* _Exercise data_
>> begin

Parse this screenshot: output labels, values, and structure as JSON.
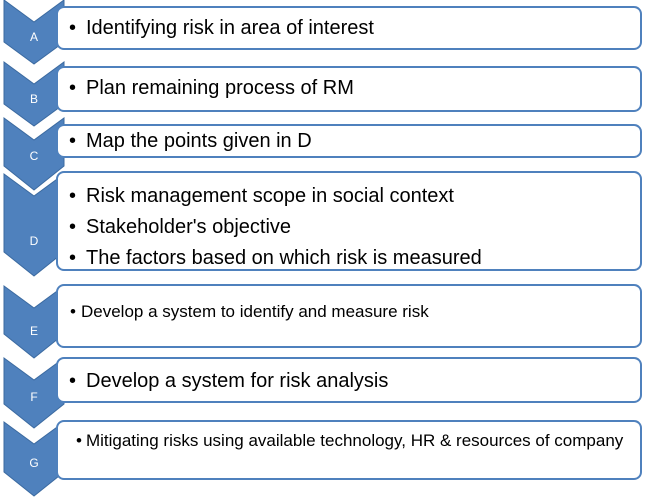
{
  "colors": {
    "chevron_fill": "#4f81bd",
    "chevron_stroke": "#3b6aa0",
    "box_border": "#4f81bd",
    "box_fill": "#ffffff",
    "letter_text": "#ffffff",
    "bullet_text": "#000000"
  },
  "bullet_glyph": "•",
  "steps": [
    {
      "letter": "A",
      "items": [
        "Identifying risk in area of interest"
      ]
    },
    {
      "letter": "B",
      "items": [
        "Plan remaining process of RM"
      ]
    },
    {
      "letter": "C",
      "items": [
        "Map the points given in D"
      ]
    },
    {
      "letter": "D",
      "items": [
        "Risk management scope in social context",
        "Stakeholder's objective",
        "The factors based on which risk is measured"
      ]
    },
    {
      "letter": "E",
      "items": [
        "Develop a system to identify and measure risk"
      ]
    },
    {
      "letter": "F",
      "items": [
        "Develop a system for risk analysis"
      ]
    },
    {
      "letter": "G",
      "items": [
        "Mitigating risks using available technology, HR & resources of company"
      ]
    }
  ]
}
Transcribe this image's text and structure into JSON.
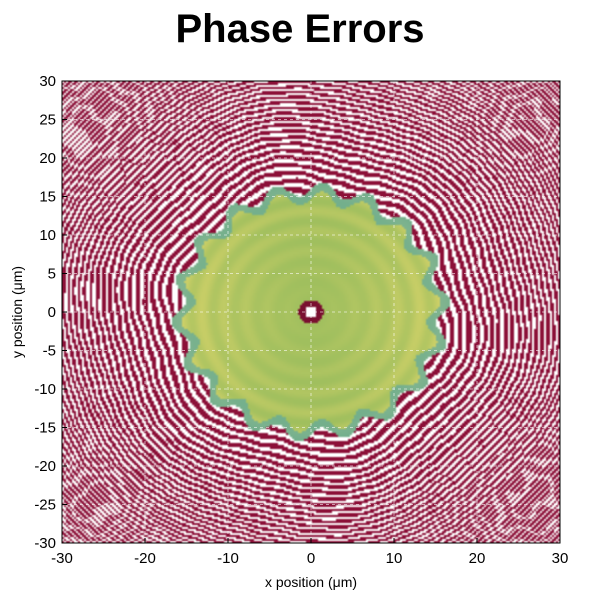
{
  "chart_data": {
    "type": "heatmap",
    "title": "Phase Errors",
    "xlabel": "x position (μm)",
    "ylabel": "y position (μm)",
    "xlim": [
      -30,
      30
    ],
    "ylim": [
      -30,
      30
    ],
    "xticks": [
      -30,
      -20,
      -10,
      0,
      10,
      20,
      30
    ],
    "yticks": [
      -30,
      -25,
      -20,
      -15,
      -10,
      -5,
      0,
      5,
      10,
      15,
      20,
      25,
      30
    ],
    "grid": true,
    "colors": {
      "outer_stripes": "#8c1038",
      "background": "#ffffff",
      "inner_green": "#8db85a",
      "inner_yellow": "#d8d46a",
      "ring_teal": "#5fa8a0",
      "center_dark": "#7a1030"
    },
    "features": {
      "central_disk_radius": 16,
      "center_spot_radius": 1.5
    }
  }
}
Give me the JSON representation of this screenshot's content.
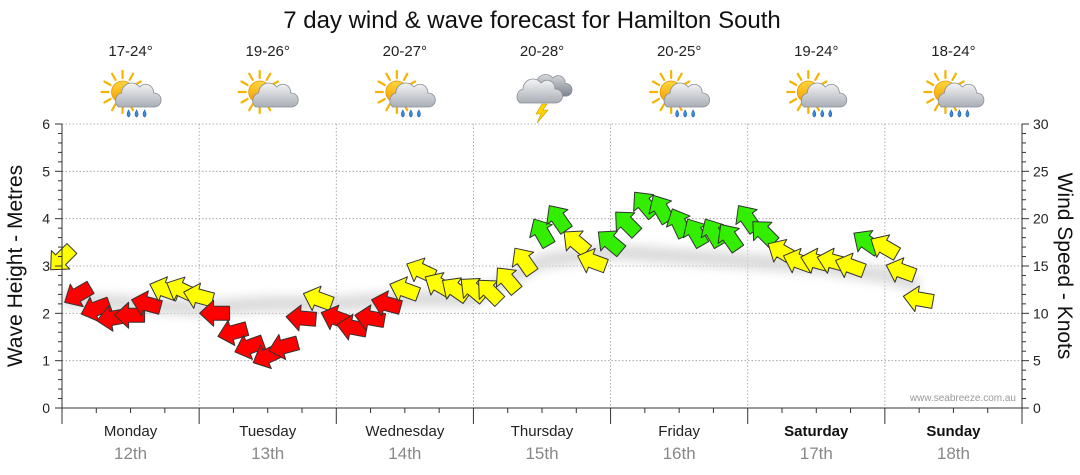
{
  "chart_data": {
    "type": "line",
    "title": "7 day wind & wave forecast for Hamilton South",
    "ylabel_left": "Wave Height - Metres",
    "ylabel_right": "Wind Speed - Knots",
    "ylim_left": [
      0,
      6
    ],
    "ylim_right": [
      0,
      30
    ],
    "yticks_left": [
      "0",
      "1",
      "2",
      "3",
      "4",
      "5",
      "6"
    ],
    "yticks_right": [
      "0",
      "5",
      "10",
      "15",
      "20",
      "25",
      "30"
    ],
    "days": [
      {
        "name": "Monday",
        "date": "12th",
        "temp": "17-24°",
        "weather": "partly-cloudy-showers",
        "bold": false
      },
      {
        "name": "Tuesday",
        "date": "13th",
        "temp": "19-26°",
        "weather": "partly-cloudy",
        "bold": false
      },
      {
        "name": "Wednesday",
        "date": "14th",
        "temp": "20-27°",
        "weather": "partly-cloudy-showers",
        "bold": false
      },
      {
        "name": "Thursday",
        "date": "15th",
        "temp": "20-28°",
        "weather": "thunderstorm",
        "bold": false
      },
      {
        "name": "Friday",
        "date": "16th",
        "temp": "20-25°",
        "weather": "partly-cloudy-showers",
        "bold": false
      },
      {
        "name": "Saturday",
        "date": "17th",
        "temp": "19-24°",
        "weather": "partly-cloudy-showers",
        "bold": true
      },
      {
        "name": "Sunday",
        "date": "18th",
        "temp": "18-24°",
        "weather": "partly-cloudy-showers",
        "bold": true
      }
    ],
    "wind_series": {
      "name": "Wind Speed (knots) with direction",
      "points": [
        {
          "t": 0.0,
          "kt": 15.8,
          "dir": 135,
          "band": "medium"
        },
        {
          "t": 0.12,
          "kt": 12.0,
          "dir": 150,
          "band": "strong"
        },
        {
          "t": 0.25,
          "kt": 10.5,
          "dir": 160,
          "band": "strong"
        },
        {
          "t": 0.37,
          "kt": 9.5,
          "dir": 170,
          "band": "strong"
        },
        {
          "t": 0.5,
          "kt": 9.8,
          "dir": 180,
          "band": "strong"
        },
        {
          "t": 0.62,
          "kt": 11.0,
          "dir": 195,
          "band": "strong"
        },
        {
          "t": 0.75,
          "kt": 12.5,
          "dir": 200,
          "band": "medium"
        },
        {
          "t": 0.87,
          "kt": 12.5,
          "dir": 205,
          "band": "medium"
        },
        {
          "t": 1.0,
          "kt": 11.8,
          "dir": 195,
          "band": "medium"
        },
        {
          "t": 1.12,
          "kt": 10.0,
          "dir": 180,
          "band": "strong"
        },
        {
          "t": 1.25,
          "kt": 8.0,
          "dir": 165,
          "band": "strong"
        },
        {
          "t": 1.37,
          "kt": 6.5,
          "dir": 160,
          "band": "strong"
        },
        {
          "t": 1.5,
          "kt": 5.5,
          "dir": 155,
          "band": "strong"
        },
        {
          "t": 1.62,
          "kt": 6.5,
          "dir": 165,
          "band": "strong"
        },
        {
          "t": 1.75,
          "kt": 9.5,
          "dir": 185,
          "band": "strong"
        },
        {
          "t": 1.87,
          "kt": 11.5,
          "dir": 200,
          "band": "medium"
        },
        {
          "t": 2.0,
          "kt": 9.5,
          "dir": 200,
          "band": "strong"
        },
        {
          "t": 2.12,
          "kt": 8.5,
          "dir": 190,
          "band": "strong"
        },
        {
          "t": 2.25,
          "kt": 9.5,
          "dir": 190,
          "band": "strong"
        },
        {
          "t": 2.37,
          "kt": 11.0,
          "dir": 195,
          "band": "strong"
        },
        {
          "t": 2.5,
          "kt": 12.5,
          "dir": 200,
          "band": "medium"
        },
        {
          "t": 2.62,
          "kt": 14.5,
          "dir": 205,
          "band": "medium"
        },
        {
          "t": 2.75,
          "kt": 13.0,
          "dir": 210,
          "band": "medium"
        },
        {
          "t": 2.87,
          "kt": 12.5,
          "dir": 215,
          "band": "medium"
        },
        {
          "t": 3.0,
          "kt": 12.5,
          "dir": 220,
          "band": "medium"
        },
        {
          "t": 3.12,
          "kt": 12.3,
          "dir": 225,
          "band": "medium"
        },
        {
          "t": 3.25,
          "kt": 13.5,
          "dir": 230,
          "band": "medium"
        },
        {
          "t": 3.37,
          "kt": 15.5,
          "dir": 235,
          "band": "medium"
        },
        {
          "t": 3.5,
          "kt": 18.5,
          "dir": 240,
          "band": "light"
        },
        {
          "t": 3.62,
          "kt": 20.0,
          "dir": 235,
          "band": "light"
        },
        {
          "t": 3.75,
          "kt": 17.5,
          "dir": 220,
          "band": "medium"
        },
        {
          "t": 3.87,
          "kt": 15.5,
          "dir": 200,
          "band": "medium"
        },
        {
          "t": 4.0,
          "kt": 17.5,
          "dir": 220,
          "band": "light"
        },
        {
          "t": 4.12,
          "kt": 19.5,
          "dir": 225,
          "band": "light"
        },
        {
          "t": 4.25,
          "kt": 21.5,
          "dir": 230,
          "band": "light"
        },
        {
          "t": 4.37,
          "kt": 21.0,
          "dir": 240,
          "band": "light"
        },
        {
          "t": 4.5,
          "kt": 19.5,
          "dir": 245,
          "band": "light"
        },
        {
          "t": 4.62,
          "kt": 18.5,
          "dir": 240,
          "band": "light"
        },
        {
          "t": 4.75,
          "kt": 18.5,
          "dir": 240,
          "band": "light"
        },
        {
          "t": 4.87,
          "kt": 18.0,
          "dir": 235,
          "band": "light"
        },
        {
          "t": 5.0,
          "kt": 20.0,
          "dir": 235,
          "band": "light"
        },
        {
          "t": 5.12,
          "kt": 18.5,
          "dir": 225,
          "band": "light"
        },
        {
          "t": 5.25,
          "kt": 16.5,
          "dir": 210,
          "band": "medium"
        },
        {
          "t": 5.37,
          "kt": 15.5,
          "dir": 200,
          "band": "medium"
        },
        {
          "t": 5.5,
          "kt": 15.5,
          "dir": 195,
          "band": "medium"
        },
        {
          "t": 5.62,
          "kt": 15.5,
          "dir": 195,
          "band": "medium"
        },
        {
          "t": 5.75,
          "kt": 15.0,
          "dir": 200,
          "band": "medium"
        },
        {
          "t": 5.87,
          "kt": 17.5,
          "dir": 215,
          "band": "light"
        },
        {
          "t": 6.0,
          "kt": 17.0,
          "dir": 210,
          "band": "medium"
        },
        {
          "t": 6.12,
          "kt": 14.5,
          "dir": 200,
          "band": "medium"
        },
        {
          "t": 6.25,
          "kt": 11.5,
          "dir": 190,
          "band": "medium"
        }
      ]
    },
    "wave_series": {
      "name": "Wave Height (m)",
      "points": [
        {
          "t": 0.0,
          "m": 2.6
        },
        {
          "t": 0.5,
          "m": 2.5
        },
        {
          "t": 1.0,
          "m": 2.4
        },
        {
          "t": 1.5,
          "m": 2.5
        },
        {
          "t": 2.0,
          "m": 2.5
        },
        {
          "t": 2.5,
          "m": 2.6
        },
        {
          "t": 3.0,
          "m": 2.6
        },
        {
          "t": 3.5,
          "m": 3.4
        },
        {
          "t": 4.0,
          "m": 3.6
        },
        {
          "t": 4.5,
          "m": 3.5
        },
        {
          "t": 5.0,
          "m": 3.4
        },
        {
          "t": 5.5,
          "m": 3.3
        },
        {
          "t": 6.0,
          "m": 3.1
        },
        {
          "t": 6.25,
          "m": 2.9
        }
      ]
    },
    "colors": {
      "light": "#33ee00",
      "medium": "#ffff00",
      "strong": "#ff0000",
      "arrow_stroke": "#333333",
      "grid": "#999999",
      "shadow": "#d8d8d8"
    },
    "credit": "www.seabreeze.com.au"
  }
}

>> end

* _Instructions to follow_
Filter the listing above for the string "screenshot" and copy every matching line.

* _Answer to this task_
Parse this screenshot: output labels, values, and structure as JSON.
Give me the JSON representation of this screenshot's content.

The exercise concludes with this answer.